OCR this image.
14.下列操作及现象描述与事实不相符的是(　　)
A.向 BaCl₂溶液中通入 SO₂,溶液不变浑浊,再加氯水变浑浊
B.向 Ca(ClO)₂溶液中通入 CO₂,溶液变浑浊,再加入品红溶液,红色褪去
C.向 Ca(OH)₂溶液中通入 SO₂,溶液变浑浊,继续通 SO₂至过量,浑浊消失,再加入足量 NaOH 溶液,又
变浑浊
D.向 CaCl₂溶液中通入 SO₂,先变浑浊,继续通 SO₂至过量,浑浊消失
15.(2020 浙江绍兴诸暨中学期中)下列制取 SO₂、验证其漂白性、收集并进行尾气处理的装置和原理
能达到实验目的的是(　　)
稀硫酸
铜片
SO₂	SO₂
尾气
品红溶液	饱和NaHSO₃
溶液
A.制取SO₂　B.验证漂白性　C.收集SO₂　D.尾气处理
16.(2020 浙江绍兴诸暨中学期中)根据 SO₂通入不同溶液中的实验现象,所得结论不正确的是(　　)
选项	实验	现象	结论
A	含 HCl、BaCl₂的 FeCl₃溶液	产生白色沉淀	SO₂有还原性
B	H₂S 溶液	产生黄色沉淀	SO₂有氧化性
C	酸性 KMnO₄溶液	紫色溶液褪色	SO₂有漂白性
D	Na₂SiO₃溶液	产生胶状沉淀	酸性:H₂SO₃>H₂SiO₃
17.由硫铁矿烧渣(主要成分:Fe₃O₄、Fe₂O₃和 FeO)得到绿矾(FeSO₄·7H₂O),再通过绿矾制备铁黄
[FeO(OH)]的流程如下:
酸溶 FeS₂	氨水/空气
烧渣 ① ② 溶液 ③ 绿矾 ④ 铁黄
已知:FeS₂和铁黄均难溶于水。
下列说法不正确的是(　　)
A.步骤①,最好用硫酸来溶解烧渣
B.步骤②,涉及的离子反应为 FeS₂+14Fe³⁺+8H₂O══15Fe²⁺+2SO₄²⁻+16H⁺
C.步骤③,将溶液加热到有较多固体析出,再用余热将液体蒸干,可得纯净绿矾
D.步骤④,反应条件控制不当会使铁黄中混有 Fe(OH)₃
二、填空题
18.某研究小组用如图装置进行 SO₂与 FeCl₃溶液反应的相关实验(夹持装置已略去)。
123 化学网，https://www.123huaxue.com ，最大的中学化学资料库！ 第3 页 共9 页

» Short problem
Count how many lines in the data contain the word "浙江绍兴诸暨中学期中", giving the number without comment.

» Result below
2